Work instruction: The required answer is an exact copy of every entry underneath.

Entries shown:
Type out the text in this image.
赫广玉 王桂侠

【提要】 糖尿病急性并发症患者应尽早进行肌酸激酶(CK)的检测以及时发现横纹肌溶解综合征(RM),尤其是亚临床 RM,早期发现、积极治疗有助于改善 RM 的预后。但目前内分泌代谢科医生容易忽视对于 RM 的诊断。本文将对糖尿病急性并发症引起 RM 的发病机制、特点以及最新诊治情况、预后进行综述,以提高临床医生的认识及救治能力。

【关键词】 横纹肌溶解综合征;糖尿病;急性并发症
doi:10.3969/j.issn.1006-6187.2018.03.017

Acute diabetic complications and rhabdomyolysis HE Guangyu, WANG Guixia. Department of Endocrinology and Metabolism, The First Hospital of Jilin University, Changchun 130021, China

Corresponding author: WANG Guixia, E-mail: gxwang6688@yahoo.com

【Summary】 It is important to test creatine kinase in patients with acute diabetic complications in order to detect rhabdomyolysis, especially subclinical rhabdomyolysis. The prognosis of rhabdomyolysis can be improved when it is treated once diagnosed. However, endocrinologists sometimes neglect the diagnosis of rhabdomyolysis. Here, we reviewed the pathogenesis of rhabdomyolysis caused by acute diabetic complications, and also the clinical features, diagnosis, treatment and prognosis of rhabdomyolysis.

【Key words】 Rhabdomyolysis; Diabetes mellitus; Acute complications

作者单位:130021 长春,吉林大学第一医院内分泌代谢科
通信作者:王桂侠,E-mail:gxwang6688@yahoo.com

Answer:
Type out the text in this image.
赫广玉 王桂侠

【提要】 糖尿病急性并发症患者应尽早进行肌酸激酶(CK)的检测以及时发现横纹肌溶解综合征(RM),尤其是亚临床 RM,早期发现、积极治疗有助于改善 RM 的预后。但目前内分泌代谢科医生容易忽视对于 RM 的诊断。本文将对糖尿病急性并发症引起 RM 的发病机制、特点以及最新诊治情况、预后进行综述,以提高临床医生的认识及救治能力。

【关键词】 横纹肌溶解综合征;糖尿病;急性并发症
doi:10.3969/j.issn.1006-6187.2018.03.017

Acute diabetic complications and rhabdomyolysis HE Guangyu, WANG Guixia. Department of Endocrinology and Metabolism, The First Hospital of Jilin University, Changchun 130021, China

Corresponding author: WANG Guixia, E-mail: gxwang6688@yahoo.com

【Summary】 It is important to test creatine kinase in patients with acute diabetic complications in order to detect rhabdomyolysis, especially subclinical rhabdomyolysis. The prognosis of rhabdomyolysis can be improved when it is treated once diagnosed. However, endocrinologists sometimes neglect the diagnosis of rhabdomyolysis. Here, we reviewed the pathogenesis of rhabdomyolysis caused by acute diabetic complications, and also the clinical features, diagnosis, treatment and prognosis of rhabdomyolysis.

【Key words】 Rhabdomyolysis; Diabetes mellitus; Acute complications

作者单位:130021 长春,吉林大学第一医院内分泌代谢科
通信作者:王桂侠,E-mail:gxwang6688@yahoo.com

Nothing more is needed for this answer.